*Given request*.
Every record should be written out exactly, please.

*Dataset entries*.
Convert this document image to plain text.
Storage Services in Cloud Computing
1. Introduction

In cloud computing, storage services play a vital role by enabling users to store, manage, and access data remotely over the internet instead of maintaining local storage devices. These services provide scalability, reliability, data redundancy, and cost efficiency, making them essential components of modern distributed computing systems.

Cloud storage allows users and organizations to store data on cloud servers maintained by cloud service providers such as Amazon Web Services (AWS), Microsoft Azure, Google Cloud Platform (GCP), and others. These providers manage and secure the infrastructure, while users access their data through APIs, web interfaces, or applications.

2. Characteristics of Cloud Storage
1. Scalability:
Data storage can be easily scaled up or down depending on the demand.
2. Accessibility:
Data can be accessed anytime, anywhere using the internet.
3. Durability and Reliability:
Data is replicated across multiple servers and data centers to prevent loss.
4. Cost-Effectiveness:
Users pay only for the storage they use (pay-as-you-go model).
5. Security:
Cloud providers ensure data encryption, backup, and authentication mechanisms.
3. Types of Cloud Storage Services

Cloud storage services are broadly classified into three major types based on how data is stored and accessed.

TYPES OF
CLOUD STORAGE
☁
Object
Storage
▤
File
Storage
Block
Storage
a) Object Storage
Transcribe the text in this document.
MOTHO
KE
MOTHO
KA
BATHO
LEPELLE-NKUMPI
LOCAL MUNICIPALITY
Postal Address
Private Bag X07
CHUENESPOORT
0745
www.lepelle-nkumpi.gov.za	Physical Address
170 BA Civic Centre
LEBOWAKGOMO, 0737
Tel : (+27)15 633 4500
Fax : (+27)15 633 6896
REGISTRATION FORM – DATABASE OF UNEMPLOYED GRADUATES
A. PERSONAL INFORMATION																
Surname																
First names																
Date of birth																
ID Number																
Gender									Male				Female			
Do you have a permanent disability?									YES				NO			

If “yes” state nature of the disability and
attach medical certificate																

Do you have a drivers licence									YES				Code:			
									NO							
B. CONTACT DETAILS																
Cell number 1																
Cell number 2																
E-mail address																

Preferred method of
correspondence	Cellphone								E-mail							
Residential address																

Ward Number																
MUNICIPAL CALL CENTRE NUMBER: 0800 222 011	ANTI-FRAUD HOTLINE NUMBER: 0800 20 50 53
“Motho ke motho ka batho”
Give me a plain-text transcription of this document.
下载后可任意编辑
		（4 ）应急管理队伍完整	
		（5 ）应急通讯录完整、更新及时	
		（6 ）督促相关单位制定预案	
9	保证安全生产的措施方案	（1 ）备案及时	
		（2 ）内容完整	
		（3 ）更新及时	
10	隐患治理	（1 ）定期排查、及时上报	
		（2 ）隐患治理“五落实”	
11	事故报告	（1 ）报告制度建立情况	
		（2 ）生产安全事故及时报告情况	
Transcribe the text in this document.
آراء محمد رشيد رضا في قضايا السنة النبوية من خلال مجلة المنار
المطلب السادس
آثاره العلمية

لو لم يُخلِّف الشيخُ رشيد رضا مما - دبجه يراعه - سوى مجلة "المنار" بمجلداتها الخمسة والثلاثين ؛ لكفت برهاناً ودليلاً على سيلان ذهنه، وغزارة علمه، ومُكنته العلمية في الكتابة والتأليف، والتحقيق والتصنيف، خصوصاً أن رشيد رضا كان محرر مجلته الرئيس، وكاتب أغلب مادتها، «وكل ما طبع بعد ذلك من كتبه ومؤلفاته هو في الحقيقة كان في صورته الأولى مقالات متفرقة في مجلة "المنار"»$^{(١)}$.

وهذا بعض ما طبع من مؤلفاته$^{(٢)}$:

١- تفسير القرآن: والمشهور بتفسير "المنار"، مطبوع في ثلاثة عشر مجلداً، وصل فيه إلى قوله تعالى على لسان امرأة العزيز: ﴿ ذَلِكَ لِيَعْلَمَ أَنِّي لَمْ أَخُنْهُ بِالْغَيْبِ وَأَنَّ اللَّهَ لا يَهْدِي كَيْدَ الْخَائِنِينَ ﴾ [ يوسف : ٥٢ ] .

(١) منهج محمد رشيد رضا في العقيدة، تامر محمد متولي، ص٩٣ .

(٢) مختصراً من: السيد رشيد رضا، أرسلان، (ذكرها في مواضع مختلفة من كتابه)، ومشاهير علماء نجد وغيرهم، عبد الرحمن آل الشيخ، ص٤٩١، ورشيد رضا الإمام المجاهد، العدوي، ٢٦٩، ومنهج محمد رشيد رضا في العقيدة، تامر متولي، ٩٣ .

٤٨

*Task output*.
Convert this document image to plain text.
Storage Services in Cloud Computing
1. Introduction

In cloud computing, storage services play a vital role by enabling users to store, manage, and access data remotely over the internet instead of maintaining local storage devices. These services provide scalability, reliability, data redundancy, and cost efficiency, making them essential components of modern distributed computing systems.

Cloud storage allows users and organizations to store data on cloud servers maintained by cloud service providers such as Amazon Web Services (AWS), Microsoft Azure, Google Cloud Platform (GCP), and others. These providers manage and secure the infrastructure, while users access their data through APIs, web interfaces, or applications.

2. Characteristics of Cloud Storage
1. Scalability:
Data storage can be easily scaled up or down depending on the demand.
2. Accessibility:
Data can be accessed anytime, anywhere using the internet.
3. Durability and Reliability:
Data is replicated across multiple servers and data centers to prevent loss.
4. Cost-Effectiveness:
Users pay only for the storage they use (pay-as-you-go model).
5. Security:
Cloud providers ensure data encryption, backup, and authentication mechanisms.
3. Types of Cloud Storage Services

Cloud storage services are broadly classified into three major types based on how data is stored and accessed.

TYPES OF
CLOUD STORAGE
☁
Object
Storage
▤
File
Storage
Block
Storage
a) Object Storage
Transcribe the text in this document.
MOTHO
KE
MOTHO
KA
BATHO
LEPELLE-NKUMPI
LOCAL MUNICIPALITY
Postal Address
Private Bag X07
CHUENESPOORT
0745
www.lepelle-nkumpi.gov.za	Physical Address
170 BA Civic Centre
LEBOWAKGOMO, 0737
Tel : (+27)15 633 4500
Fax : (+27)15 633 6896
REGISTRATION FORM – DATABASE OF UNEMPLOYED GRADUATES
A. PERSONAL INFORMATION																
Surname																
First names																
Date of birth																
ID Number																
Gender									Male				Female			
Do you have a permanent disability?									YES				NO			

If “yes” state nature of the disability and
attach medical certificate																

Do you have a drivers licence									YES				Code:			
									NO							
B. CONTACT DETAILS																
Cell number 1																
Cell number 2																
E-mail address																

Preferred method of
correspondence	Cellphone								E-mail							
Residential address																

Ward Number																
MUNICIPAL CALL CENTRE NUMBER: 0800 222 011	ANTI-FRAUD HOTLINE NUMBER: 0800 20 50 53
“Motho ke motho ka batho”
Give me a plain-text transcription of this document.
下载后可任意编辑
		（4 ）应急管理队伍完整	
		（5 ）应急通讯录完整、更新及时	
		（6 ）督促相关单位制定预案	
9	保证安全生产的措施方案	（1 ）备案及时	
		（2 ）内容完整	
		（3 ）更新及时	
10	隐患治理	（1 ）定期排查、及时上报	
		（2 ）隐患治理“五落实”	
11	事故报告	（1 ）报告制度建立情况	
		（2 ）生产安全事故及时报告情况	
Transcribe the text in this document.
آراء محمد رشيد رضا في قضايا السنة النبوية من خلال مجلة المنار
المطلب السادس
آثاره العلمية

لو لم يُخلِّف الشيخُ رشيد رضا مما - دبجه يراعه - سوى مجلة "المنار" بمجلداتها الخمسة والثلاثين ؛ لكفت برهاناً ودليلاً على سيلان ذهنه، وغزارة علمه، ومُكنته العلمية في الكتابة والتأليف، والتحقيق والتصنيف، خصوصاً أن رشيد رضا كان محرر مجلته الرئيس، وكاتب أغلب مادتها، «وكل ما طبع بعد ذلك من كتبه ومؤلفاته هو في الحقيقة كان في صورته الأولى مقالات متفرقة في مجلة "المنار"»$^{(١)}$.

وهذا بعض ما طبع من مؤلفاته$^{(٢)}$:

١- تفسير القرآن: والمشهور بتفسير "المنار"، مطبوع في ثلاثة عشر مجلداً، وصل فيه إلى قوله تعالى على لسان امرأة العزيز: ﴿ ذَلِكَ لِيَعْلَمَ أَنِّي لَمْ أَخُنْهُ بِالْغَيْبِ وَأَنَّ اللَّهَ لا يَهْدِي كَيْدَ الْخَائِنِينَ ﴾ [ يوسف : ٥٢ ] .

(١) منهج محمد رشيد رضا في العقيدة، تامر محمد متولي، ص٩٣ .

(٢) مختصراً من: السيد رشيد رضا، أرسلان، (ذكرها في مواضع مختلفة من كتابه)، ومشاهير علماء نجد وغيرهم، عبد الرحمن آل الشيخ، ص٤٩١، ورشيد رضا الإمام المجاهد، العدوي، ٢٦٩، ومنهج محمد رشيد رضا في العقيدة، تامر متولي، ٩٣ .

٤٨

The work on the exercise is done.